» Task requirements
Scan the records for the line containing "Serialize everything readable"; extract it and all later lines, verbatim, through the end, and nothing before it.

— START —

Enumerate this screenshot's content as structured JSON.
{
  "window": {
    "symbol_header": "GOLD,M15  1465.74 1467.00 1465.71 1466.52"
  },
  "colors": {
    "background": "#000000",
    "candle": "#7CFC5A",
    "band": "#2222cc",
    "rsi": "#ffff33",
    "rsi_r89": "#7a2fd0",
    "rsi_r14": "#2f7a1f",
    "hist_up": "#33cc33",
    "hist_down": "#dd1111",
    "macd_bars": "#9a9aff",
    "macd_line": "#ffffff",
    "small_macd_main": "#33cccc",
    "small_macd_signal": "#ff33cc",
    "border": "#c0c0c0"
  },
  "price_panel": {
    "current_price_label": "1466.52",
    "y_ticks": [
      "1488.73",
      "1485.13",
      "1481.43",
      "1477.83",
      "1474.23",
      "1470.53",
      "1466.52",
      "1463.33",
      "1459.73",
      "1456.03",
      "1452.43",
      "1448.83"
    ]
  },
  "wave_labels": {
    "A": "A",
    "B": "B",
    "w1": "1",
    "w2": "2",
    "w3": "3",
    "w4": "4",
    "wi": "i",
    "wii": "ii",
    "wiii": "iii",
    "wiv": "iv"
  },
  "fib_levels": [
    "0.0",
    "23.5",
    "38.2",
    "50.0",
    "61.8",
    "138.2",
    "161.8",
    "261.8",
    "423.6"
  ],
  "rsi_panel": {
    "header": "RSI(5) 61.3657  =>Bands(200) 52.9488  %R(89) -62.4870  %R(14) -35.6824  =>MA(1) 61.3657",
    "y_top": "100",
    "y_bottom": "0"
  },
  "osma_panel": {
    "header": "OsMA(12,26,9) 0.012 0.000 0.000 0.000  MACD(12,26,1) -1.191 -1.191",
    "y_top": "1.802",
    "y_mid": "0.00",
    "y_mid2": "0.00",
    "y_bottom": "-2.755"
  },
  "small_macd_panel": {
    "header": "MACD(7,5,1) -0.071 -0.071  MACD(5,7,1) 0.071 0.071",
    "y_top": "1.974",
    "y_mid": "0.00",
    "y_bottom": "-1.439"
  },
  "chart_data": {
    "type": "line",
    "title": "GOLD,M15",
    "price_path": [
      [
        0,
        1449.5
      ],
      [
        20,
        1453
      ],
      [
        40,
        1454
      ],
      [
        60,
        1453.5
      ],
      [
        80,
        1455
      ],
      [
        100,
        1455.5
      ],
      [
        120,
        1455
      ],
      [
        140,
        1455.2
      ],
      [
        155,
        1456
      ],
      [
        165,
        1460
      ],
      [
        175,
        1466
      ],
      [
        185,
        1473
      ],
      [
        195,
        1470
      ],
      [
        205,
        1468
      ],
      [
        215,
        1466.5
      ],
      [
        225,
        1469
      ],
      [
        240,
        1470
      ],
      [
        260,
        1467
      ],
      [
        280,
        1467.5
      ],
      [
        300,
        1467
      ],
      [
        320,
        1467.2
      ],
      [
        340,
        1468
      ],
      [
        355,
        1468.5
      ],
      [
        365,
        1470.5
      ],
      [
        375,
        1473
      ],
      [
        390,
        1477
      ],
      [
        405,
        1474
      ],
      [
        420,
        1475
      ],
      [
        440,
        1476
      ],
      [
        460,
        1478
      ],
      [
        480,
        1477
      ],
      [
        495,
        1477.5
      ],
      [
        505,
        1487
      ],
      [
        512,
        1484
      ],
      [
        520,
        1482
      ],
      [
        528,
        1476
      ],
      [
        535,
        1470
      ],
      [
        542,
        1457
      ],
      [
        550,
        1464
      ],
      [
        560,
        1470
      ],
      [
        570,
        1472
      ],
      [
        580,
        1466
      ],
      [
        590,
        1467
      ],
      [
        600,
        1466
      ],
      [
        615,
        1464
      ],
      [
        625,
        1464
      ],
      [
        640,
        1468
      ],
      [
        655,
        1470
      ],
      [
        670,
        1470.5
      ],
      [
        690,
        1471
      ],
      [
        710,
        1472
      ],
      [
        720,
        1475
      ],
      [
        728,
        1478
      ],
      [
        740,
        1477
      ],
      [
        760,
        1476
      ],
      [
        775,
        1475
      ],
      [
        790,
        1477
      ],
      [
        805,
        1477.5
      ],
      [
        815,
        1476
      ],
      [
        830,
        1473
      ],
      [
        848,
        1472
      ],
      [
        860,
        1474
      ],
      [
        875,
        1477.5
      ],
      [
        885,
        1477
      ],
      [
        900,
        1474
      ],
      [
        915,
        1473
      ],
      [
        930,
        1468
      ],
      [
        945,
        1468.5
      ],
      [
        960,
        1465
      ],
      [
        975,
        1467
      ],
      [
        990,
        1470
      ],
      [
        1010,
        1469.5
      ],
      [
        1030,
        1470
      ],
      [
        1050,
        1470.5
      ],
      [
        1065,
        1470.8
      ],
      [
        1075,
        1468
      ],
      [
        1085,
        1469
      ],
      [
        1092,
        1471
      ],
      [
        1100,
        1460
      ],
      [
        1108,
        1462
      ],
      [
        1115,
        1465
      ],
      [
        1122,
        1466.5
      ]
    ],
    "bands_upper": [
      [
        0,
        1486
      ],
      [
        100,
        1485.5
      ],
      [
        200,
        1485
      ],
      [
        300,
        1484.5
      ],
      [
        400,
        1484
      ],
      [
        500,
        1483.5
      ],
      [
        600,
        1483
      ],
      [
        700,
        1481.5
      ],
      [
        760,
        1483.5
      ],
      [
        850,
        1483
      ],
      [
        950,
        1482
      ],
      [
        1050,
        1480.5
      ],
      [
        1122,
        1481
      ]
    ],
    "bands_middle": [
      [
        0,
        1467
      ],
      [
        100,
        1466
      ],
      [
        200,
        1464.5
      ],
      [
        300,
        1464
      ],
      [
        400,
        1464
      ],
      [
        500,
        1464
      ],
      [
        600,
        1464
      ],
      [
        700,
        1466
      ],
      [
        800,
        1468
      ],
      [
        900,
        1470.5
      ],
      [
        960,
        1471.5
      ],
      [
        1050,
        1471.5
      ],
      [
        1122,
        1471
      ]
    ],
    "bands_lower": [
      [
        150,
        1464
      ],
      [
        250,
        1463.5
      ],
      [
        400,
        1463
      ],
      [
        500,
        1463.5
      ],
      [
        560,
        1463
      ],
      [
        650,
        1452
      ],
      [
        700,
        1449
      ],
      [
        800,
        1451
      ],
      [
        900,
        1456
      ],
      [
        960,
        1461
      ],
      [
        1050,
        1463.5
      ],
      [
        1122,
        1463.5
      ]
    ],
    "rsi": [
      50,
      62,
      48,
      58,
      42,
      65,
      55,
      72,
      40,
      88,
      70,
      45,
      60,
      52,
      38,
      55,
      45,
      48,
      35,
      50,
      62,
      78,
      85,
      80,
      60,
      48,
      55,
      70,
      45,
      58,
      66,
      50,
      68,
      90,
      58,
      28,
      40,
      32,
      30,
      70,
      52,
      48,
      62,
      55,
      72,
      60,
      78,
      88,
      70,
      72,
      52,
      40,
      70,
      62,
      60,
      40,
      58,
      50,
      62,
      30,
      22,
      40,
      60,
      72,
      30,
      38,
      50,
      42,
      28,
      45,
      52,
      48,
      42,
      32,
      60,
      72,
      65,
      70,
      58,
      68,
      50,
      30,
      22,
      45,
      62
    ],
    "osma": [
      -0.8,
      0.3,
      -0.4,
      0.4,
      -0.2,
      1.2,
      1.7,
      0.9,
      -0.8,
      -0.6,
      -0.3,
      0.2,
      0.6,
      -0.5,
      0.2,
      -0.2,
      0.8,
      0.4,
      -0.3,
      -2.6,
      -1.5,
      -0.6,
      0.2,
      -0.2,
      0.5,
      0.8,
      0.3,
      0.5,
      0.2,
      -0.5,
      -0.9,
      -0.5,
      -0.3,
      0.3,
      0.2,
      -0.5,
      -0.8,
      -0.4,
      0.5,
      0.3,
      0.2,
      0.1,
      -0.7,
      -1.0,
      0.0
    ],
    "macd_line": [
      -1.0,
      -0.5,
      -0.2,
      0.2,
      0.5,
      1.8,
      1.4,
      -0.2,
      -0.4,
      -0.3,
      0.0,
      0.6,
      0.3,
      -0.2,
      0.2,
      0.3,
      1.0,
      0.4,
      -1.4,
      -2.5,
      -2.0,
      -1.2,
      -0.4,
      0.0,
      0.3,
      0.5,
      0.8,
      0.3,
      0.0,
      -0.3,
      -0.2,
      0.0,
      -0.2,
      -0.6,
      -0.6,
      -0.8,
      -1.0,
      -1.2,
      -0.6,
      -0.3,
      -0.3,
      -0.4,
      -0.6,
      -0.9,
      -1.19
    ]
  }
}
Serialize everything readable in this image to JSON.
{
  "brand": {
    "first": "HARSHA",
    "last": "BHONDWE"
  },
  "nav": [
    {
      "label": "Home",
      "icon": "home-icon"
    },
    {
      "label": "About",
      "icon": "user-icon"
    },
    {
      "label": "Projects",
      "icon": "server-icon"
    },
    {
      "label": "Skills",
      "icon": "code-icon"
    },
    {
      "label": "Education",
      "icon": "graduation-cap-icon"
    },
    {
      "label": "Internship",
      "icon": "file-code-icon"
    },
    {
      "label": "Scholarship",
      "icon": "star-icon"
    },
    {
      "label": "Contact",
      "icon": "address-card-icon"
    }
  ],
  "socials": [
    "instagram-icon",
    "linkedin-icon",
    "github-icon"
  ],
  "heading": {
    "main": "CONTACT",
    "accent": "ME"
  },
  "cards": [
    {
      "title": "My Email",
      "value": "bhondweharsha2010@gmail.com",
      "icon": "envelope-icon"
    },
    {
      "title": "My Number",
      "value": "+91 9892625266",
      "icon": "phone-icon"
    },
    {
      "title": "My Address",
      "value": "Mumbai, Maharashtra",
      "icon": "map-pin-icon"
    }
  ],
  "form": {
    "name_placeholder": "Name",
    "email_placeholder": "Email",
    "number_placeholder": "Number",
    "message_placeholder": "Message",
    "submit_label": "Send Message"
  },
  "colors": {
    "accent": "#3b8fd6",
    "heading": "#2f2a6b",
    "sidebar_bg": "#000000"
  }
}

— END —

» Expected answer
Serialize everything readable in this image to JSON.
{
  "brand": {
    "first": "HARSHA",
    "last": "BHONDWE"
  },
  "nav": [
    {
      "label": "Home",
      "icon": "home-icon"
    },
    {
      "label": "About",
      "icon": "user-icon"
    },
    {
      "label": "Projects",
      "icon": "server-icon"
    },
    {
      "label": "Skills",
      "icon": "code-icon"
    },
    {
      "label": "Education",
      "icon": "graduation-cap-icon"
    },
    {
      "label": "Internship",
      "icon": "file-code-icon"
    },
    {
      "label": "Scholarship",
      "icon": "star-icon"
    },
    {
      "label": "Contact",
      "icon": "address-card-icon"
    }
  ],
  "socials": [
    "instagram-icon",
    "linkedin-icon",
    "github-icon"
  ],
  "heading": {
    "main": "CONTACT",
    "accent": "ME"
  },
  "cards": [
    {
      "title": "My Email",
      "value": "bhondweharsha2010@gmail.com",
      "icon": "envelope-icon"
    },
    {
      "title": "My Number",
      "value": "+91 9892625266",
      "icon": "phone-icon"
    },
    {
      "title": "My Address",
      "value": "Mumbai, Maharashtra",
      "icon": "map-pin-icon"
    }
  ],
  "form": {
    "name_placeholder": "Name",
    "email_placeholder": "Email",
    "number_placeholder": "Number",
    "message_placeholder": "Message",
    "submit_label": "Send Message"
  },
  "colors": {
    "accent": "#3b8fd6",
    "heading": "#2f2a6b",
    "sidebar_bg": "#000000"
  }
}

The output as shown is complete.